Quote the whole listing exactly. Leave the pictures out of your copy.

Dataset excerpts:
--------------------------------------------------
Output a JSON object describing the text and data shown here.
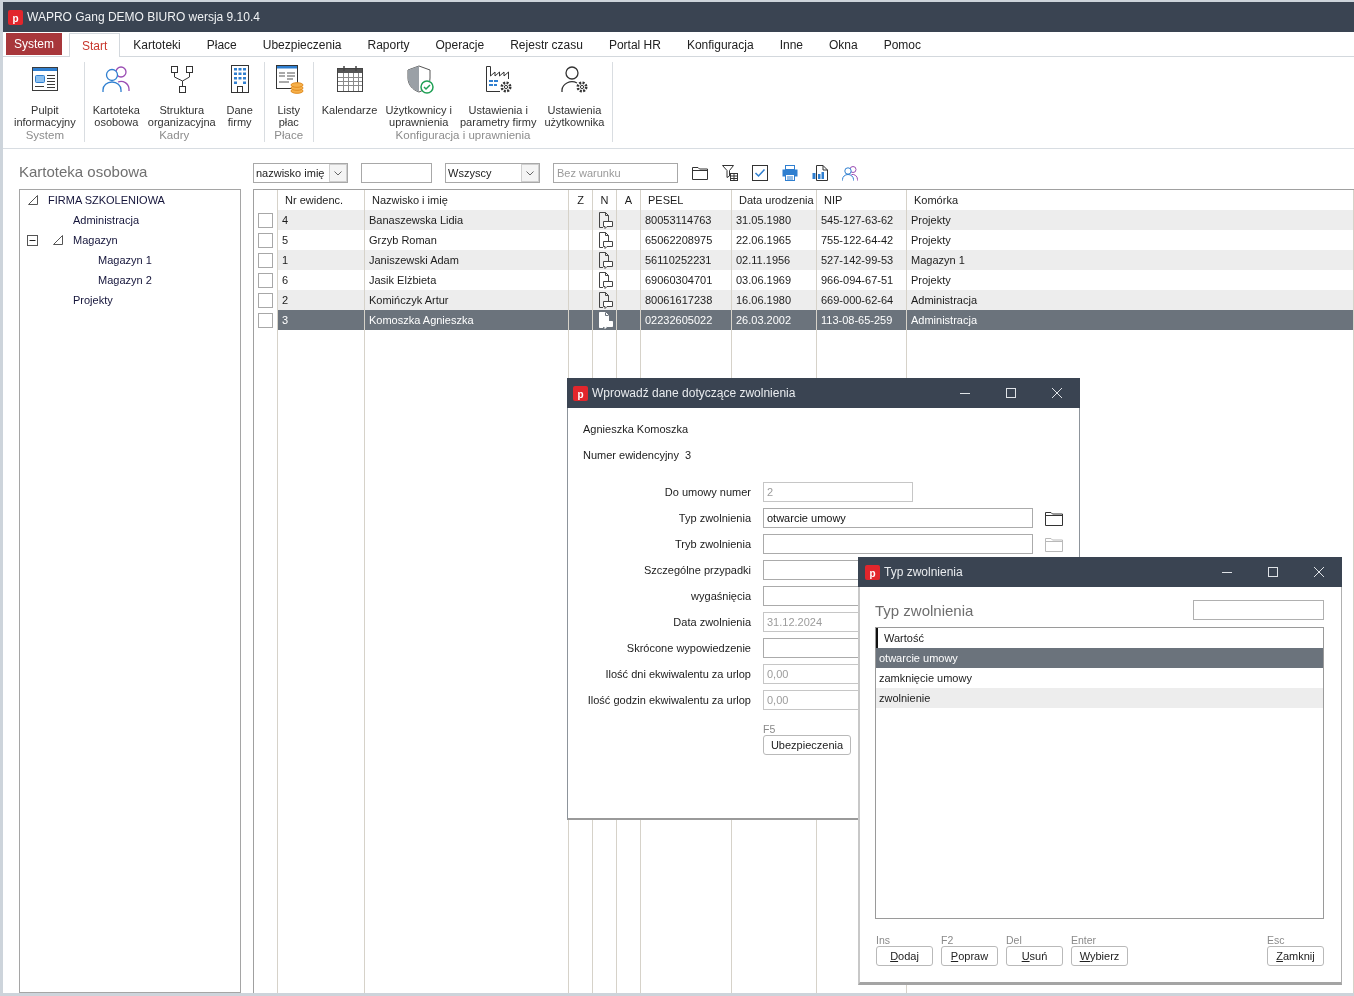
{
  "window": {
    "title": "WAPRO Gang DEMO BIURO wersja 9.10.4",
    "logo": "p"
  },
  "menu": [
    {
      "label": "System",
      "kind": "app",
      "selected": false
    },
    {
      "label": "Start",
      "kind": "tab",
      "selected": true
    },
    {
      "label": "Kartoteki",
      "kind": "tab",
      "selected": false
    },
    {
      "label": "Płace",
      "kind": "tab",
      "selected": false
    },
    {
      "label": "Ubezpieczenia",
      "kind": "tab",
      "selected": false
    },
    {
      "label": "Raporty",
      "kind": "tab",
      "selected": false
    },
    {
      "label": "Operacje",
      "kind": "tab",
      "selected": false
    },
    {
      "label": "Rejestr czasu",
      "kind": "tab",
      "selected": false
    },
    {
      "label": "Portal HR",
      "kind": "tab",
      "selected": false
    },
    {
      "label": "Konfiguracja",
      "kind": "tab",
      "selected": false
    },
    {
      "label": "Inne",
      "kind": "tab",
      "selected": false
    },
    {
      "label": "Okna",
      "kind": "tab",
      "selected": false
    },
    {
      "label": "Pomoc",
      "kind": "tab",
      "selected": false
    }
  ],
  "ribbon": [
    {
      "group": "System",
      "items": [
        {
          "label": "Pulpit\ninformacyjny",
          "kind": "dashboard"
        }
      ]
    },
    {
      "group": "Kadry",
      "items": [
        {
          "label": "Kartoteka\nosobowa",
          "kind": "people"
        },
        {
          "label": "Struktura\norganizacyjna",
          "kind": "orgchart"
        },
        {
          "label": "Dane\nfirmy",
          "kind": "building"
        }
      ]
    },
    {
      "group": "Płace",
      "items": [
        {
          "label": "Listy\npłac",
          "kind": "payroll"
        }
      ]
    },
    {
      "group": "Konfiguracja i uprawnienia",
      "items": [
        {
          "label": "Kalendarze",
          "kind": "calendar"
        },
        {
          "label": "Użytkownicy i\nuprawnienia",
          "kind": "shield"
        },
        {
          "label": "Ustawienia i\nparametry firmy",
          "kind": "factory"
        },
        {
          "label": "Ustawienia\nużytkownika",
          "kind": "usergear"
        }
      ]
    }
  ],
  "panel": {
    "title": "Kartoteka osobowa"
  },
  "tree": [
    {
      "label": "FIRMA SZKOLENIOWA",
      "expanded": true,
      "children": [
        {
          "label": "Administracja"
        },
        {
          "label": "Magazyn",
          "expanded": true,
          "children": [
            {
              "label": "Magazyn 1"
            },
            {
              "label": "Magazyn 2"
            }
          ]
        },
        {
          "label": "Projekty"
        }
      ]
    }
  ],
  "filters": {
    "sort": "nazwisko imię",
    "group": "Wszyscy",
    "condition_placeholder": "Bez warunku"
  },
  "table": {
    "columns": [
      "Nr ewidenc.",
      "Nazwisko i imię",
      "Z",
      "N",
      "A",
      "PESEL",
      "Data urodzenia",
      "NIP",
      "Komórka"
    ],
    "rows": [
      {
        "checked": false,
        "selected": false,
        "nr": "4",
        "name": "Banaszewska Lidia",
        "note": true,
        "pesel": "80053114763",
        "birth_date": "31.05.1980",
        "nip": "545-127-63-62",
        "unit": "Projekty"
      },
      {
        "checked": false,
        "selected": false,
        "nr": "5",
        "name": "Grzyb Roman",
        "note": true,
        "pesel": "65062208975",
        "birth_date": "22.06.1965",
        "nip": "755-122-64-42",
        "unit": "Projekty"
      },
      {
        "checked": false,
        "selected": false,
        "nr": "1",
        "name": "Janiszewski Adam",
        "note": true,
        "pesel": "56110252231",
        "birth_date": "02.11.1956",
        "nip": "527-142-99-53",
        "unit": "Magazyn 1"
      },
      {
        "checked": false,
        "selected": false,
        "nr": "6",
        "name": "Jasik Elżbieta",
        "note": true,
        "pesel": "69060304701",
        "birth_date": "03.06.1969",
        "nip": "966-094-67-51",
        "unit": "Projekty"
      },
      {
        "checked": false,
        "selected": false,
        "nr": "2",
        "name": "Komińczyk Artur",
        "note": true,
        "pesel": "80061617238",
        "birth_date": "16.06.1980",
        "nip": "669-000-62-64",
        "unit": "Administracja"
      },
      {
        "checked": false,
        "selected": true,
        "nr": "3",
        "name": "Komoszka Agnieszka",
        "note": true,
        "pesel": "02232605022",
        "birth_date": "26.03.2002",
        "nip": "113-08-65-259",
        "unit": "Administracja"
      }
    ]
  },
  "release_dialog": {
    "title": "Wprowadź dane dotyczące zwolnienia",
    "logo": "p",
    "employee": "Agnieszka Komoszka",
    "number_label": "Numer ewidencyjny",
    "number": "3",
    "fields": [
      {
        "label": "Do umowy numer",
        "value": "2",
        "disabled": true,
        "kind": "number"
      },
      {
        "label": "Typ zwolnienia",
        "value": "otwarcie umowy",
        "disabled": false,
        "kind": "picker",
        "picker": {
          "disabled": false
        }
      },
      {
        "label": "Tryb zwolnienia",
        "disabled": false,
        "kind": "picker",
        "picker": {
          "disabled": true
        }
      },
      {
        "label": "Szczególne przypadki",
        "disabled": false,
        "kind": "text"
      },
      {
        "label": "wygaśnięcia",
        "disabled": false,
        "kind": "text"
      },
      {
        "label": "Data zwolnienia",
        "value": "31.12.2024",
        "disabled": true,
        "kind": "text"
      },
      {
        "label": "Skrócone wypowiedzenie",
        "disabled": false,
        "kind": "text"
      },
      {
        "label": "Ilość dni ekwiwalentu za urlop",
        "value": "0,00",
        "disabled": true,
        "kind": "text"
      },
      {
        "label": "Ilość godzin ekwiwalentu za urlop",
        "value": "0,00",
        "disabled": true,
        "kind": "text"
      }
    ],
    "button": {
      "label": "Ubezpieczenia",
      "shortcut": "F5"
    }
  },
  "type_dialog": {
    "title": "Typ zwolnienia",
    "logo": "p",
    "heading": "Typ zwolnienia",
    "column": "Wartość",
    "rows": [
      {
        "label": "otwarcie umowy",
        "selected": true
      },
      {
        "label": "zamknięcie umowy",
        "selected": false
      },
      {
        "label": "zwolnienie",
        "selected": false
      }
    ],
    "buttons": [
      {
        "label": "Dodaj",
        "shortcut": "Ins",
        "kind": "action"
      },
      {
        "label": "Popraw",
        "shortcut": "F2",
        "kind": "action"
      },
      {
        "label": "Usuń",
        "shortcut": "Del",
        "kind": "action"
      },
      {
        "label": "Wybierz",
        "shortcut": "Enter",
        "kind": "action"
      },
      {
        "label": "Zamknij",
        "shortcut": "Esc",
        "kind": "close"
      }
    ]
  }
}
--------------------------------------------------
### ANSWER TO THIS EXERCISE
Output a JSON object describing the text and data shown here.
{
  "window": {
    "title": "WAPRO Gang DEMO BIURO wersja 9.10.4",
    "logo": "p"
  },
  "menu": [
    {
      "label": "System",
      "kind": "app",
      "selected": false
    },
    {
      "label": "Start",
      "kind": "tab",
      "selected": true
    },
    {
      "label": "Kartoteki",
      "kind": "tab",
      "selected": false
    },
    {
      "label": "Płace",
      "kind": "tab",
      "selected": false
    },
    {
      "label": "Ubezpieczenia",
      "kind": "tab",
      "selected": false
    },
    {
      "label": "Raporty",
      "kind": "tab",
      "selected": false
    },
    {
      "label": "Operacje",
      "kind": "tab",
      "selected": false
    },
    {
      "label": "Rejestr czasu",
      "kind": "tab",
      "selected": false
    },
    {
      "label": "Portal HR",
      "kind": "tab",
      "selected": false
    },
    {
      "label": "Konfiguracja",
      "kind": "tab",
      "selected": false
    },
    {
      "label": "Inne",
      "kind": "tab",
      "selected": false
    },
    {
      "label": "Okna",
      "kind": "tab",
      "selected": false
    },
    {
      "label": "Pomoc",
      "kind": "tab",
      "selected": false
    }
  ],
  "ribbon": [
    {
      "group": "System",
      "items": [
        {
          "label": "Pulpit\ninformacyjny",
          "kind": "dashboard"
        }
      ]
    },
    {
      "group": "Kadry",
      "items": [
        {
          "label": "Kartoteka\nosobowa",
          "kind": "people"
        },
        {
          "label": "Struktura\norganizacyjna",
          "kind": "orgchart"
        },
        {
          "label": "Dane\nfirmy",
          "kind": "building"
        }
      ]
    },
    {
      "group": "Płace",
      "items": [
        {
          "label": "Listy\npłac",
          "kind": "payroll"
        }
      ]
    },
    {
      "group": "Konfiguracja i uprawnienia",
      "items": [
        {
          "label": "Kalendarze",
          "kind": "calendar"
        },
        {
          "label": "Użytkownicy i\nuprawnienia",
          "kind": "shield"
        },
        {
          "label": "Ustawienia i\nparametry firmy",
          "kind": "factory"
        },
        {
          "label": "Ustawienia\nużytkownika",
          "kind": "usergear"
        }
      ]
    }
  ],
  "panel": {
    "title": "Kartoteka osobowa"
  },
  "tree": [
    {
      "label": "FIRMA SZKOLENIOWA",
      "expanded": true,
      "children": [
        {
          "label": "Administracja"
        },
        {
          "label": "Magazyn",
          "expanded": true,
          "children": [
            {
              "label": "Magazyn 1"
            },
            {
              "label": "Magazyn 2"
            }
          ]
        },
        {
          "label": "Projekty"
        }
      ]
    }
  ],
  "filters": {
    "sort": "nazwisko imię",
    "group": "Wszyscy",
    "condition_placeholder": "Bez warunku"
  },
  "table": {
    "columns": [
      "Nr ewidenc.",
      "Nazwisko i imię",
      "Z",
      "N",
      "A",
      "PESEL",
      "Data urodzenia",
      "NIP",
      "Komórka"
    ],
    "rows": [
      {
        "checked": false,
        "selected": false,
        "nr": "4",
        "name": "Banaszewska Lidia",
        "note": true,
        "pesel": "80053114763",
        "birth_date": "31.05.1980",
        "nip": "545-127-63-62",
        "unit": "Projekty"
      },
      {
        "checked": false,
        "selected": false,
        "nr": "5",
        "name": "Grzyb Roman",
        "note": true,
        "pesel": "65062208975",
        "birth_date": "22.06.1965",
        "nip": "755-122-64-42",
        "unit": "Projekty"
      },
      {
        "checked": false,
        "selected": false,
        "nr": "1",
        "name": "Janiszewski Adam",
        "note": true,
        "pesel": "56110252231",
        "birth_date": "02.11.1956",
        "nip": "527-142-99-53",
        "unit": "Magazyn 1"
      },
      {
        "checked": false,
        "selected": false,
        "nr": "6",
        "name": "Jasik Elżbieta",
        "note": true,
        "pesel": "69060304701",
        "birth_date": "03.06.1969",
        "nip": "966-094-67-51",
        "unit": "Projekty"
      },
      {
        "checked": false,
        "selected": false,
        "nr": "2",
        "name": "Komińczyk Artur",
        "note": true,
        "pesel": "80061617238",
        "birth_date": "16.06.1980",
        "nip": "669-000-62-64",
        "unit": "Administracja"
      },
      {
        "checked": false,
        "selected": true,
        "nr": "3",
        "name": "Komoszka Agnieszka",
        "note": true,
        "pesel": "02232605022",
        "birth_date": "26.03.2002",
        "nip": "113-08-65-259",
        "unit": "Administracja"
      }
    ]
  },
  "release_dialog": {
    "title": "Wprowadź dane dotyczące zwolnienia",
    "logo": "p",
    "employee": "Agnieszka Komoszka",
    "number_label": "Numer ewidencyjny",
    "number": "3",
    "fields": [
      {
        "label": "Do umowy numer",
        "value": "2",
        "disabled": true,
        "kind": "number"
      },
      {
        "label": "Typ zwolnienia",
        "value": "otwarcie umowy",
        "disabled": false,
        "kind": "picker",
        "picker": {
          "disabled": false
        }
      },
      {
        "label": "Tryb zwolnienia",
        "disabled": false,
        "kind": "picker",
        "picker": {
          "disabled": true
        }
      },
      {
        "label": "Szczególne przypadki",
        "disabled": false,
        "kind": "text"
      },
      {
        "label": "wygaśnięcia",
        "disabled": false,
        "kind": "text"
      },
      {
        "label": "Data zwolnienia",
        "value": "31.12.2024",
        "disabled": true,
        "kind": "text"
      },
      {
        "label": "Skrócone wypowiedzenie",
        "disabled": false,
        "kind": "text"
      },
      {
        "label": "Ilość dni ekwiwalentu za urlop",
        "value": "0,00",
        "disabled": true,
        "kind": "text"
      },
      {
        "label": "Ilość godzin ekwiwalentu za urlop",
        "value": "0,00",
        "disabled": true,
        "kind": "text"
      }
    ],
    "button": {
      "label": "Ubezpieczenia",
      "shortcut": "F5"
    }
  },
  "type_dialog": {
    "title": "Typ zwolnienia",
    "logo": "p",
    "heading": "Typ zwolnienia",
    "column": "Wartość",
    "rows": [
      {
        "label": "otwarcie umowy",
        "selected": true
      },
      {
        "label": "zamknięcie umowy",
        "selected": false
      },
      {
        "label": "zwolnienie",
        "selected": false
      }
    ],
    "buttons": [
      {
        "label": "Dodaj",
        "shortcut": "Ins",
        "kind": "action"
      },
      {
        "label": "Popraw",
        "shortcut": "F2",
        "kind": "action"
      },
      {
        "label": "Usuń",
        "shortcut": "Del",
        "kind": "action"
      },
      {
        "label": "Wybierz",
        "shortcut": "Enter",
        "kind": "action"
      },
      {
        "label": "Zamknij",
        "shortcut": "Esc",
        "kind": "close"
      }
    ]
  }
}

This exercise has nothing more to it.